Tanggal 7 Mei 1917, Gerrit de Raadt dengan mengendarai sepeda motor
Reading Standard membukukan rekor perjalanan dari Jakarta ke Surabaya
dalam waktu 20 jam dan 45 menit.
Sepuluh hari setelahnya, 16 Mei 1917, Frits Sluijmers dan Wim Wygchel
yang secara bergantian mengendarai sepeda motor Excelsior memperbaiki
rekor yang dibukukan Gerrit de Raadt. Mereka mencatat waktu 20 jam dan
24 menit, dengan kecepatan rata-rata 42 kilometer per jam.
Rekor itu tidak bertahan lama. Sembilan hari sesudahnya, 24 Mei 1917,
Goddy Younge dengan sepeda motor Harley Davidson membukukan rekor baru
dengan catatan waktu 17 jam dan 37 menit, dengan kecepatan rata-rata 48
kilometer per jam.
Rekor itu sempat bertahan selama lima bulan sebelum dipecahkan oleh
Barend ten Dam yang mengendarai sepeda motor Indian dalam waktu 15 jam
dan 37 menit pada tanggal 18 September 1917, dengan kecepatan rata-rata
52 kilometer per jam.
Melihat rekornya dipecahkan oleh Barend ten Dam, enam hari
sesudahnya, 24 September 1917, Goddy Younge yang berasal dari Semarang
kembali mengukir rekor baru dengan catatan waktu 14 jam dan 11 menit,
dan kecepatan sepeda motor Harley Davidson yang dikendarainya rata-rata
60 kilometer per jam.
Gerrit de Raadt yang pertama kali membuat rekor 20 jam 45 menit
kemudian memperbaiki rekor terakhirnya dengan sepeda motor Rudge pada 18
Agustus 1932 dengan catatan waktu 10 jam 1 menit atau tidak lebih dari
setengah waktu rekor pertamanya. Saat inipun, menempuh Jakarta –
Surabaya dalam waktu 10 jam mengendarai motor merupakan pencapaian yang
tidak mudah.
Sejak tahun 1934, rute Batavia-Soerabaja tidak lagi hanya melalui
Bandung yang jaraknya 845 kilometer, tetapi juga melalui jalur utara
(lewat Pamanukan) yang jaraknya lebih pendek 45 kilometer.

PERMINTAAN TERTULIS:
Tolong jawab pertanyaan-pertanyaan ini berdasarkan teks tentang rekor sepeda motor Jakarta–Surabaya.
(a) Sepeda motor merek apa yang dikendarai Barend ten Dam?
(b) Berapa catatan waktu Goddy Younge pada 24 September 1917?
(c) Berapa jarak rute Batavia-Soerabaja yang melalui Bandung?
Materi ini tidak diperlukan.

Daftar wilayah elemen:
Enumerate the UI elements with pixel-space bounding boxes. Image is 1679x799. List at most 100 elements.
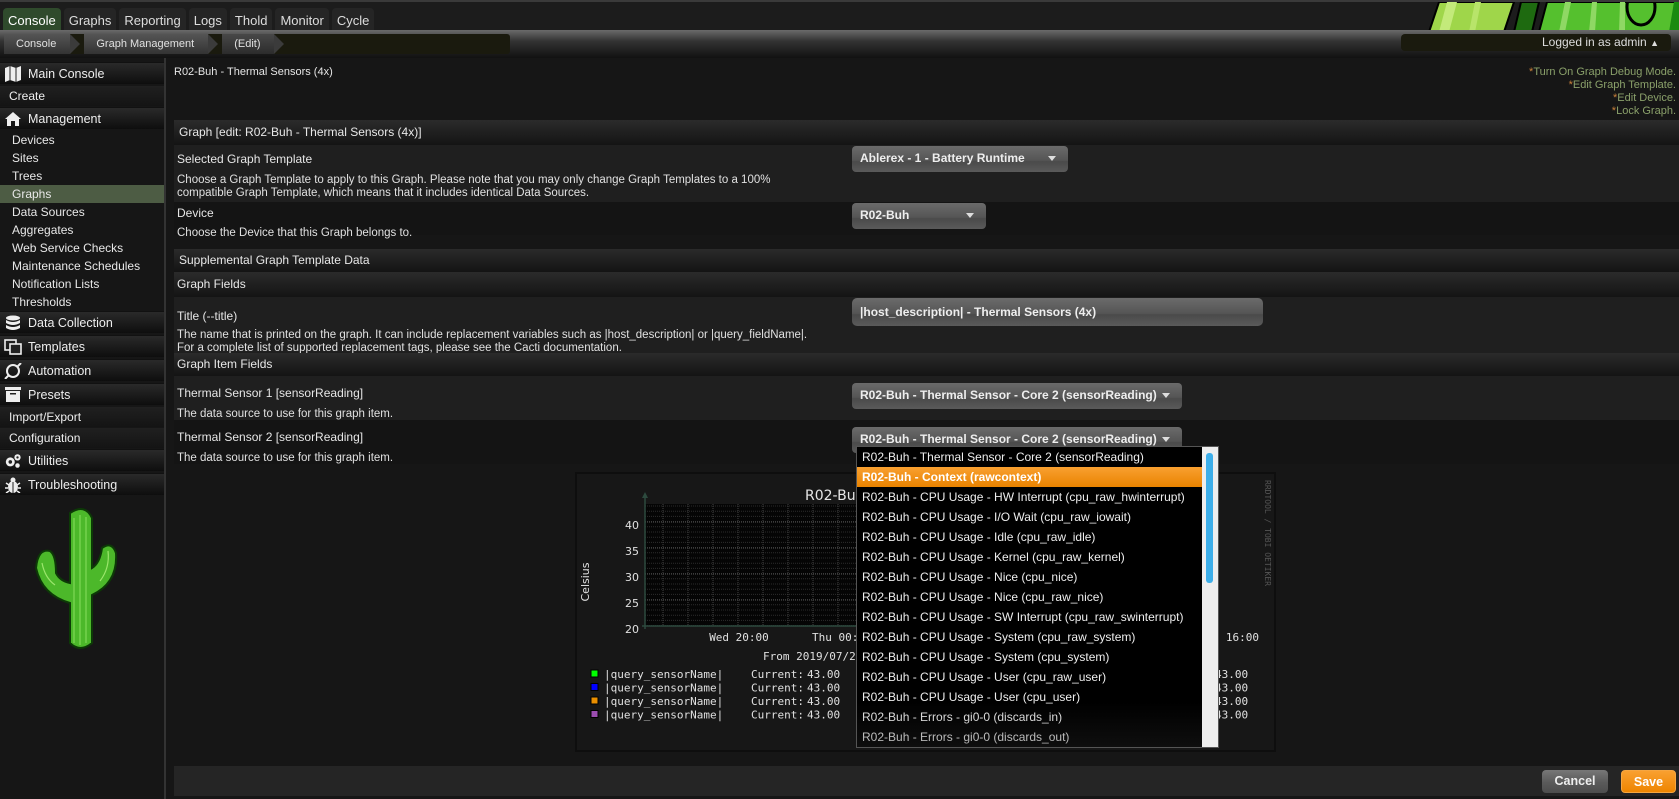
caret-up-icon: ▲ (1650, 38, 1659, 48)
sidebar-utilities-label: Utilities (28, 453, 69, 468)
rrdtool-watermark: RRDTOOL / TOBI OETIKER (1263, 480, 1272, 586)
main-tabs: Console Graphs Reporting Logs Thold Moni… (3, 8, 375, 32)
tab-console[interactable]: Console (3, 8, 61, 32)
dropdown-option[interactable]: R02-Buh - CPU Usage - HW Interrupt (cpu_… (857, 487, 1203, 507)
dropdown-option[interactable]: R02-Buh - Errors - gi0-0 (discards_out) (857, 727, 1203, 747)
legend-current-label: Current: (751, 695, 804, 708)
legend-current-value: 43.00 (807, 709, 840, 722)
dropdown-option[interactable]: R02-Buh - CPU Usage - System (cpu_raw_sy… (857, 627, 1203, 647)
sidebar-item-notification-lists[interactable]: Notification Lists (0, 275, 164, 293)
x-tick-wed: Wed 20:00 (709, 631, 769, 644)
sensor1-select[interactable]: R02-Buh - Thermal Sensor - Core 2 (senso… (852, 383, 1182, 409)
sensor2-label: Thermal Sensor 2 [sensorReading] (177, 430, 364, 444)
tab-thold[interactable]: Thold (229, 8, 273, 32)
x-tick-thu: Thu 00: (812, 631, 858, 644)
sidebar-item-aggregates[interactable]: Aggregates (0, 221, 164, 239)
tab-logs[interactable]: Logs (188, 8, 227, 32)
action-lock-graph[interactable]: *Lock Graph. (1529, 105, 1676, 118)
sidebar-troubleshooting[interactable]: Troubleshooting (0, 473, 164, 495)
dropdown-option[interactable]: R02-Buh - CPU Usage - System (cpu_system… (857, 647, 1203, 667)
dropdown-option[interactable]: R02-Buh - CPU Usage - Nice (cpu_nice) (857, 567, 1203, 587)
y-tick-35: 35 (625, 545, 639, 558)
sidebar-data-collection[interactable]: Data Collection (0, 311, 164, 333)
sidebar-configuration[interactable]: Configuration (0, 428, 164, 448)
breadcrumb-graph-management[interactable]: Graph Management (84, 34, 219, 54)
sidebar-presets-label: Presets (28, 387, 71, 402)
cactus-logo (30, 503, 130, 653)
sidebar-templates[interactable]: Templates (0, 335, 164, 357)
sidebar-utilities[interactable]: Utilities (0, 449, 164, 471)
graph-title-input[interactable] (852, 298, 1263, 326)
action-debug-mode[interactable]: *Turn On Graph Debug Mode. (1529, 66, 1676, 79)
sidebar-item-thresholds[interactable]: Thresholds (0, 293, 164, 311)
sidebar-item-trees[interactable]: Trees (0, 167, 164, 185)
sidebar-item-sites[interactable]: Sites (0, 149, 164, 167)
save-button[interactable]: Save (1621, 770, 1676, 793)
dropdown-scroll-thumb[interactable] (1206, 453, 1213, 583)
sidebar-item-devices[interactable]: Devices (0, 131, 164, 149)
legend-value-2: 43.00 (1215, 682, 1248, 695)
dropdown-option[interactable]: R02-Buh - Context (rawcontext) (857, 467, 1203, 487)
graph-edit-header: Graph [edit: R02-Buh - Thermal Sensors (… (174, 120, 1679, 145)
sidebar-item-graphs[interactable]: Graphs (0, 185, 164, 203)
legend-swatch (590, 683, 599, 691)
legend-swatch (590, 669, 599, 678)
dropdown-option[interactable]: R02-Buh - CPU Usage - Kernel (cpu_raw_ke… (857, 547, 1203, 567)
user-menu[interactable]: Logged in as admin ▲ (1401, 34, 1671, 51)
dropdown-option[interactable]: R02-Buh - CPU Usage - User (cpu_raw_user… (857, 667, 1203, 687)
legend-name: |query_sensorName| (604, 682, 723, 695)
graph-template-select[interactable]: Ablerex - 1 - Battery Runtime (852, 146, 1068, 172)
chevron-down-icon (966, 213, 974, 218)
dropdown-option[interactable]: R02-Buh - CPU Usage - Nice (cpu_raw_nice… (857, 587, 1203, 607)
page-title: R02-Buh - Thermal Sensors (4x) (174, 66, 333, 78)
gears-icon (4, 453, 22, 469)
sidebar-main-console[interactable]: Main Console (0, 62, 164, 84)
legend-value-2: 43.00 (1215, 695, 1248, 708)
legend-swatch (590, 710, 599, 718)
database-icon (4, 315, 22, 331)
sidebar-item-data-sources[interactable]: Data Sources (0, 203, 164, 221)
graph-actions: *Turn On Graph Debug Mode. *Edit Graph T… (1529, 66, 1676, 118)
tab-cycle[interactable]: Cycle (331, 8, 375, 32)
graph-from-text: From 2019/07/2 (763, 650, 856, 663)
tab-reporting[interactable]: Reporting (119, 8, 186, 32)
sidebar-item-maintenance-schedules[interactable]: Maintenance Schedules (0, 257, 164, 275)
legend-name: |query_sensorName| (604, 709, 723, 722)
legend-current-label: Current: (751, 709, 804, 722)
sidebar-templates-label: Templates (28, 339, 85, 354)
dropdown-scrollbar[interactable] (1202, 447, 1218, 747)
sidebar-automation[interactable]: Automation (0, 359, 164, 381)
sidebar-create[interactable]: Create (0, 86, 164, 106)
action-edit-template[interactable]: *Edit Graph Template. (1529, 79, 1676, 92)
tab-graphs[interactable]: Graphs (63, 8, 117, 32)
sidebar-import-export[interactable]: Import/Export (0, 407, 164, 427)
sidebar-management-label: Management (28, 111, 101, 126)
legend-current-value: 43.00 (807, 682, 840, 695)
breadcrumb-console[interactable]: Console (4, 34, 81, 54)
sidebar-main-console-label: Main Console (28, 66, 105, 81)
sidebar-management[interactable]: Management (0, 107, 164, 129)
login-text: Logged in as admin (1541, 35, 1647, 49)
dropdown-option[interactable]: R02-Buh - CPU Usage - I/O Wait (cpu_raw_… (857, 507, 1203, 527)
y-tick-30: 30 (625, 571, 639, 584)
dropdown-option[interactable]: R02-Buh - Thermal Sensor - Core 2 (senso… (857, 447, 1203, 467)
dropdown-option[interactable]: R02-Buh - CPU Usage - SW Interrupt (cpu_… (857, 607, 1203, 627)
tab-monitor[interactable]: Monitor (275, 8, 329, 32)
top-nav-bar: Console Graphs Reporting Logs Thold Moni… (0, 0, 1679, 32)
sensor2-dropdown-list[interactable]: R02-Buh - Thermal Sensor - Core 2 (senso… (856, 446, 1219, 748)
device-select[interactable]: R02-Buh (852, 203, 986, 229)
copy-icon (4, 338, 22, 355)
breadcrumb: Console Graph Management (Edit) (4, 34, 510, 54)
y-tick-40: 40 (625, 519, 639, 532)
graph-item-fields-header: Graph Item Fields (174, 353, 1679, 376)
sidebar-presets[interactable]: Presets (0, 383, 164, 405)
chevron-down-icon (1048, 156, 1056, 161)
chevron-down-icon (1162, 437, 1170, 442)
dropdown-option[interactable]: R02-Buh - Errors - gi0-0 (discards_in) (857, 707, 1203, 727)
legend-current-label: Current: (751, 682, 804, 695)
dropdown-option[interactable]: R02-Buh - CPU Usage - Idle (cpu_raw_idle… (857, 527, 1203, 547)
dropdown-option[interactable]: R02-Buh - CPU Usage - User (cpu_user) (857, 687, 1203, 707)
action-edit-device[interactable]: *Edit Device. (1529, 92, 1676, 105)
cancel-button[interactable]: Cancel (1542, 770, 1608, 793)
sidebar-item-web-service-checks[interactable]: Web Service Checks (0, 239, 164, 257)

JAWABAN:
(a) Indian.
(b) 14 jam dan 11 menit.
(c) 845 kilometer.